- [Your instructions]: Produce an exact copy of all the records.

- [Working data]:
* begin *

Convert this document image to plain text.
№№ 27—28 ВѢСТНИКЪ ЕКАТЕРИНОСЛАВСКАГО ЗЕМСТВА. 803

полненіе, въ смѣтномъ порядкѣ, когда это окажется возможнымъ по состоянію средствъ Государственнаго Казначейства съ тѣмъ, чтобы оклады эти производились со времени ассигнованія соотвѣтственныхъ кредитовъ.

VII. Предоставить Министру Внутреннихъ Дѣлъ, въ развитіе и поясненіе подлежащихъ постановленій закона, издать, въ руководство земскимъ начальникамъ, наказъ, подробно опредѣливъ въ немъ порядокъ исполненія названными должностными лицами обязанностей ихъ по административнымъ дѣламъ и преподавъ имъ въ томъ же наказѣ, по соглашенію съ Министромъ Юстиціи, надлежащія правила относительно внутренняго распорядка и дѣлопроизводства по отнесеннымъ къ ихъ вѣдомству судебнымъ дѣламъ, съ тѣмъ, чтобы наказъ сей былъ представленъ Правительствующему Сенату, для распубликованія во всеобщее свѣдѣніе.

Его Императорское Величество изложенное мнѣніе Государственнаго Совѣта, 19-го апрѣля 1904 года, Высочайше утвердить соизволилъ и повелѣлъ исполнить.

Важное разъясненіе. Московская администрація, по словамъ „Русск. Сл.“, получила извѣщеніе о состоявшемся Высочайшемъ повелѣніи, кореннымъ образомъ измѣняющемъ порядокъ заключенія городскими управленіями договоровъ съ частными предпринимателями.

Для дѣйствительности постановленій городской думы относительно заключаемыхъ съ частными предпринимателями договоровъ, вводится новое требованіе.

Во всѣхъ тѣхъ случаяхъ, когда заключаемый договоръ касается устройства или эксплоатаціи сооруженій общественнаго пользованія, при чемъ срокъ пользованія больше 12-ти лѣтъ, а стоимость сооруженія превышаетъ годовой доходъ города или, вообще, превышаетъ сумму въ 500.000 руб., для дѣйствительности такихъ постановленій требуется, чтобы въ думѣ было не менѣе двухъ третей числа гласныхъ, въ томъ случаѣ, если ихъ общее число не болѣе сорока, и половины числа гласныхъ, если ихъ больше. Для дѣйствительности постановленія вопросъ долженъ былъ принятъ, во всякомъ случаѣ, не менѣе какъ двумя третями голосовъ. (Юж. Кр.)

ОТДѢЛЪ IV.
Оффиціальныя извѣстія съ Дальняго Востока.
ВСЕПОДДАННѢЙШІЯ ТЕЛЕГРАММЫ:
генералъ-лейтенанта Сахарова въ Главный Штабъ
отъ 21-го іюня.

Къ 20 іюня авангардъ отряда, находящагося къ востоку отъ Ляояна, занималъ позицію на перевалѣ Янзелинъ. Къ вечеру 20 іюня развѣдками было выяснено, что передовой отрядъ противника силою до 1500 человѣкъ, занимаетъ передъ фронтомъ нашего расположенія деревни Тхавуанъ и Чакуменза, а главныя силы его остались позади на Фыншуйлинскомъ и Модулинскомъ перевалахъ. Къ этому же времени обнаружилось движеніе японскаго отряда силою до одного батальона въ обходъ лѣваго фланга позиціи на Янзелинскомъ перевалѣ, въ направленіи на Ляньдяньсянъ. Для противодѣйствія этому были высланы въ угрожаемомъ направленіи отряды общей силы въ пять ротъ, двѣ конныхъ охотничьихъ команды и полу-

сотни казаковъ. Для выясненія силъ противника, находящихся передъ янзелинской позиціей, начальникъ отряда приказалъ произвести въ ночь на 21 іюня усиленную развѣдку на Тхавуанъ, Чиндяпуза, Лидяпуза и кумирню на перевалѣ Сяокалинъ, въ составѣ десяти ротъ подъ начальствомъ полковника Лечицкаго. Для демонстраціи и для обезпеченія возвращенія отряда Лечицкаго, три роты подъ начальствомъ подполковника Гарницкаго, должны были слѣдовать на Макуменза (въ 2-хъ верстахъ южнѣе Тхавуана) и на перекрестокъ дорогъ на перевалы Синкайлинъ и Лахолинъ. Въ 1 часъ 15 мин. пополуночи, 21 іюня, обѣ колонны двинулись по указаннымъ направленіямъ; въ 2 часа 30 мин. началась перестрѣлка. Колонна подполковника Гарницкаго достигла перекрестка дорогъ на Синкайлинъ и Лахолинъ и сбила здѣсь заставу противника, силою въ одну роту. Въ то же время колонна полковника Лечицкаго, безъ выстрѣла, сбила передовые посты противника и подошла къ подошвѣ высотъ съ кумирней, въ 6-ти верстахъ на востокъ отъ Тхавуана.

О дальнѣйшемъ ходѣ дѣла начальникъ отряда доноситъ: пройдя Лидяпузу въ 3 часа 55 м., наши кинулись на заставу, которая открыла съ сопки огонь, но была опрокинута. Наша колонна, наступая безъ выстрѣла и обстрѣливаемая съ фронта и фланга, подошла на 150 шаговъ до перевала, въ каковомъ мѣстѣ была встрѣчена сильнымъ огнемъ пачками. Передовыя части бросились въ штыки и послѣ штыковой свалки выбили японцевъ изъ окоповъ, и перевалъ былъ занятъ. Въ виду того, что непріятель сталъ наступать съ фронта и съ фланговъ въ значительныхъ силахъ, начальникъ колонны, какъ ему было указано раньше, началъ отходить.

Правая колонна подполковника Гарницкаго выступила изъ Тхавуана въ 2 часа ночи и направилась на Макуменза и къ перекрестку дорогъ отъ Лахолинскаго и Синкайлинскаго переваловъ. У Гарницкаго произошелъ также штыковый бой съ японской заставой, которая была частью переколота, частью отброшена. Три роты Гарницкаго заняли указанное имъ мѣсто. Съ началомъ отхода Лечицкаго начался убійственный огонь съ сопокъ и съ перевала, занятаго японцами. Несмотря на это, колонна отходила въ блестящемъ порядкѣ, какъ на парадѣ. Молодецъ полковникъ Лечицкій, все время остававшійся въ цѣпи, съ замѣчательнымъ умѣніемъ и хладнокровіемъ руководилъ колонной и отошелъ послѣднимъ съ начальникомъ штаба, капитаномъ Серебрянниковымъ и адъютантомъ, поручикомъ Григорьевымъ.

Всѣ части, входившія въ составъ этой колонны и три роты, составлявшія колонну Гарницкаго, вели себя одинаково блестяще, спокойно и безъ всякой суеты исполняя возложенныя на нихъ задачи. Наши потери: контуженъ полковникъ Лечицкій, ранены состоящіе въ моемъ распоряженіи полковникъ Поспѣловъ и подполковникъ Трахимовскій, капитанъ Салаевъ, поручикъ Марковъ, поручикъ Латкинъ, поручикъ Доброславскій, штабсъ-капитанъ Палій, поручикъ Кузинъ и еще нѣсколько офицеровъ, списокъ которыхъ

* end *

- [Finished task]:
Convert this document image to plain text.
№№ 27—28 ВѢСТНИКЪ ЕКАТЕРИНОСЛАВСКАГО ЗЕМСТВА. 803

полненіе, въ смѣтномъ порядкѣ, когда это окажется возможнымъ по состоянію средствъ Государственнаго Казначейства съ тѣмъ, чтобы оклады эти производились со времени ассигнованія соотвѣтственныхъ кредитовъ.

VII. Предоставить Министру Внутреннихъ Дѣлъ, въ развитіе и поясненіе подлежащихъ постановленій закона, издать, въ руководство земскимъ начальникамъ, наказъ, подробно опредѣливъ въ немъ порядокъ исполненія названными должностными лицами обязанностей ихъ по административнымъ дѣламъ и преподавъ имъ въ томъ же наказѣ, по соглашенію съ Министромъ Юстиціи, надлежащія правила относительно внутренняго распорядка и дѣлопроизводства по отнесеннымъ къ ихъ вѣдомству судебнымъ дѣламъ, съ тѣмъ, чтобы наказъ сей былъ представленъ Правительствующему Сенату, для распубликованія во всеобщее свѣдѣніе.

Его Императорское Величество изложенное мнѣніе Государственнаго Совѣта, 19-го апрѣля 1904 года, Высочайше утвердить соизволилъ и повелѣлъ исполнить.

Важное разъясненіе. Московская администрація, по словамъ „Русск. Сл.“, получила извѣщеніе о состоявшемся Высочайшемъ повелѣніи, кореннымъ образомъ измѣняющемъ порядокъ заключенія городскими управленіями договоровъ съ частными предпринимателями.

Для дѣйствительности постановленій городской думы относительно заключаемыхъ съ частными предпринимателями договоровъ, вводится новое требованіе.

Во всѣхъ тѣхъ случаяхъ, когда заключаемый договоръ касается устройства или эксплоатаціи сооруженій общественнаго пользованія, при чемъ срокъ пользованія больше 12-ти лѣтъ, а стоимость сооруженія превышаетъ годовой доходъ города или, вообще, превышаетъ сумму въ 500.000 руб., для дѣйствительности такихъ постановленій требуется, чтобы въ думѣ было не менѣе двухъ третей числа гласныхъ, въ томъ случаѣ, если ихъ общее число не болѣе сорока, и половины числа гласныхъ, если ихъ больше. Для дѣйствительности постановленія вопросъ долженъ былъ принятъ, во всякомъ случаѣ, не менѣе какъ двумя третями голосовъ. (Юж. Кр.)

ОТДѢЛЪ IV.
Оффиціальныя извѣстія съ Дальняго Востока.
ВСЕПОДДАННѢЙШІЯ ТЕЛЕГРАММЫ:
генералъ-лейтенанта Сахарова въ Главный Штабъ
отъ 21-го іюня.

Къ 20 іюня авангардъ отряда, находящагося къ востоку отъ Ляояна, занималъ позицію на перевалѣ Янзелинъ. Къ вечеру 20 іюня развѣдками было выяснено, что передовой отрядъ противника силою до 1500 человѣкъ, занимаетъ передъ фронтомъ нашего расположенія деревни Тхавуанъ и Чакуменза, а главныя силы его остались позади на Фыншуйлинскомъ и Модулинскомъ перевалахъ. Къ этому же времени обнаружилось движеніе японскаго отряда силою до одного батальона въ обходъ лѣваго фланга позиціи на Янзелинскомъ перевалѣ, въ направленіи на Ляньдяньсянъ. Для противодѣйствія этому были высланы въ угрожаемомъ направленіи отряды общей силы въ пять ротъ, двѣ конныхъ охотничьихъ команды и полу-

сотни казаковъ. Для выясненія силъ противника, находящихся передъ янзелинской позиціей, начальникъ отряда приказалъ произвести въ ночь на 21 іюня усиленную развѣдку на Тхавуанъ, Чиндяпуза, Лидяпуза и кумирню на перевалѣ Сяокалинъ, въ составѣ десяти ротъ подъ начальствомъ полковника Лечицкаго. Для демонстраціи и для обезпеченія возвращенія отряда Лечицкаго, три роты подъ начальствомъ подполковника Гарницкаго, должны были слѣдовать на Макуменза (въ 2-хъ верстахъ южнѣе Тхавуана) и на перекрестокъ дорогъ на перевалы Синкайлинъ и Лахолинъ. Въ 1 часъ 15 мин. пополуночи, 21 іюня, обѣ колонны двинулись по указаннымъ направленіямъ; въ 2 часа 30 мин. началась перестрѣлка. Колонна подполковника Гарницкаго достигла перекрестка дорогъ на Синкайлинъ и Лахолинъ и сбила здѣсь заставу противника, силою въ одну роту. Въ то же время колонна полковника Лечицкаго, безъ выстрѣла, сбила передовые посты противника и подошла къ подошвѣ высотъ съ кумирней, въ 6-ти верстахъ на востокъ отъ Тхавуана.

О дальнѣйшемъ ходѣ дѣла начальникъ отряда доноситъ: пройдя Лидяпузу въ 3 часа 55 м., наши кинулись на заставу, которая открыла съ сопки огонь, но была опрокинута. Наша колонна, наступая безъ выстрѣла и обстрѣливаемая съ фронта и фланга, подошла на 150 шаговъ до перевала, въ каковомъ мѣстѣ была встрѣчена сильнымъ огнемъ пачками. Передовыя части бросились въ штыки и послѣ штыковой свалки выбили японцевъ изъ окоповъ, и перевалъ былъ занятъ. Въ виду того, что непріятель сталъ наступать съ фронта и съ фланговъ въ значительныхъ силахъ, начальникъ колонны, какъ ему было указано раньше, началъ отходить.

Правая колонна подполковника Гарницкаго выступила изъ Тхавуана въ 2 часа ночи и направилась на Макуменза и къ перекрестку дорогъ отъ Лахолинскаго и Синкайлинскаго переваловъ. У Гарницкаго произошелъ также штыковый бой съ японской заставой, которая была частью переколота, частью отброшена. Три роты Гарницкаго заняли указанное имъ мѣсто. Съ началомъ отхода Лечицкаго начался убійственный огонь съ сопокъ и съ перевала, занятаго японцами. Несмотря на это, колонна отходила въ блестящемъ порядкѣ, какъ на парадѣ. Молодецъ полковникъ Лечицкій, все время остававшійся въ цѣпи, съ замѣчательнымъ умѣніемъ и хладнокровіемъ руководилъ колонной и отошелъ послѣднимъ съ начальникомъ штаба, капитаномъ Серебрянниковымъ и адъютантомъ, поручикомъ Григорьевымъ.

Всѣ части, входившія въ составъ этой колонны и три роты, составлявшія колонну Гарницкаго, вели себя одинаково блестяще, спокойно и безъ всякой суеты исполняя возложенныя на нихъ задачи. Наши потери: контуженъ полковникъ Лечицкій, ранены состоящіе въ моемъ распоряженіи полковникъ Поспѣловъ и подполковникъ Трахимовскій, капитанъ Салаевъ, поручикъ Марковъ, поручикъ Латкинъ, поручикъ Доброславскій, штабсъ-капитанъ Палій, поручикъ Кузинъ и еще нѣсколько офицеровъ, списокъ которыхъ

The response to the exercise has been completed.